» AIM:
Repeat the listing in full, preserving every character.

» DATA SHOWN:
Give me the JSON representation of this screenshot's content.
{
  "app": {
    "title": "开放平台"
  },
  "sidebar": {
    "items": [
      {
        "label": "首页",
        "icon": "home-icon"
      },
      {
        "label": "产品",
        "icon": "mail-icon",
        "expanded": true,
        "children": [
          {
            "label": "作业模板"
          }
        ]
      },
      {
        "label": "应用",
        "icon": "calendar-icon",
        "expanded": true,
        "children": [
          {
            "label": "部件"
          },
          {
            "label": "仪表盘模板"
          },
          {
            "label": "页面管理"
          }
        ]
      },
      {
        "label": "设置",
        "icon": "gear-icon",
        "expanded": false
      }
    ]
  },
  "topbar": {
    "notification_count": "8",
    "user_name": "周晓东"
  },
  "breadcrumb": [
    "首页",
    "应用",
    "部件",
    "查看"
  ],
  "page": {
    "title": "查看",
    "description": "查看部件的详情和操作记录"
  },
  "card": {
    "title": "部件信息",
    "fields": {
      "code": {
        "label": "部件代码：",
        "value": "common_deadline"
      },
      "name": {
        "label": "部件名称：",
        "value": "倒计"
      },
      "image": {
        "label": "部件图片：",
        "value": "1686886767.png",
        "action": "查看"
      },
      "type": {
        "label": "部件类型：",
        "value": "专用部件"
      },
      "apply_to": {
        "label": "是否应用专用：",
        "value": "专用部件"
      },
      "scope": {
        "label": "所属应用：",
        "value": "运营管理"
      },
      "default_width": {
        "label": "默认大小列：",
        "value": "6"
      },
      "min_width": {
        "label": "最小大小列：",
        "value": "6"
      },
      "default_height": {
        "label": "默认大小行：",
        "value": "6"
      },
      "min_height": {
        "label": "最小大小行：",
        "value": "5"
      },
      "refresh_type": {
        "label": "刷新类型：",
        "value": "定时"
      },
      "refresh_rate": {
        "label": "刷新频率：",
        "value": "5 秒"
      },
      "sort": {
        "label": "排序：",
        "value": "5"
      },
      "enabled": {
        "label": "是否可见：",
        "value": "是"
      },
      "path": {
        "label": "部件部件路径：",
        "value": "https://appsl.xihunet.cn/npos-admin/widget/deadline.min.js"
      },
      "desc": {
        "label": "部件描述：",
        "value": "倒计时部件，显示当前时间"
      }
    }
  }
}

» CORRECT ANSWER:
Give me the JSON representation of this screenshot's content.
{
  "app": {
    "title": "开放平台"
  },
  "sidebar": {
    "items": [
      {
        "label": "首页",
        "icon": "home-icon"
      },
      {
        "label": "产品",
        "icon": "mail-icon",
        "expanded": true,
        "children": [
          {
            "label": "作业模板"
          }
        ]
      },
      {
        "label": "应用",
        "icon": "calendar-icon",
        "expanded": true,
        "children": [
          {
            "label": "部件"
          },
          {
            "label": "仪表盘模板"
          },
          {
            "label": "页面管理"
          }
        ]
      },
      {
        "label": "设置",
        "icon": "gear-icon",
        "expanded": false
      }
    ]
  },
  "topbar": {
    "notification_count": "8",
    "user_name": "周晓东"
  },
  "breadcrumb": [
    "首页",
    "应用",
    "部件",
    "查看"
  ],
  "page": {
    "title": "查看",
    "description": "查看部件的详情和操作记录"
  },
  "card": {
    "title": "部件信息",
    "fields": {
      "code": {
        "label": "部件代码：",
        "value": "common_deadline"
      },
      "name": {
        "label": "部件名称：",
        "value": "倒计"
      },
      "image": {
        "label": "部件图片：",
        "value": "1686886767.png",
        "action": "查看"
      },
      "type": {
        "label": "部件类型：",
        "value": "专用部件"
      },
      "apply_to": {
        "label": "是否应用专用：",
        "value": "专用部件"
      },
      "scope": {
        "label": "所属应用：",
        "value": "运营管理"
      },
      "default_width": {
        "label": "默认大小列：",
        "value": "6"
      },
      "min_width": {
        "label": "最小大小列：",
        "value": "6"
      },
      "default_height": {
        "label": "默认大小行：",
        "value": "6"
      },
      "min_height": {
        "label": "最小大小行：",
        "value": "5"
      },
      "refresh_type": {
        "label": "刷新类型：",
        "value": "定时"
      },
      "refresh_rate": {
        "label": "刷新频率：",
        "value": "5 秒"
      },
      "sort": {
        "label": "排序：",
        "value": "5"
      },
      "enabled": {
        "label": "是否可见：",
        "value": "是"
      },
      "path": {
        "label": "部件部件路径：",
        "value": "https://appsl.xihunet.cn/npos-admin/widget/deadline.min.js"
      },
      "desc": {
        "label": "部件描述：",
        "value": "倒计时部件，显示当前时间"
      }
    }
  }
}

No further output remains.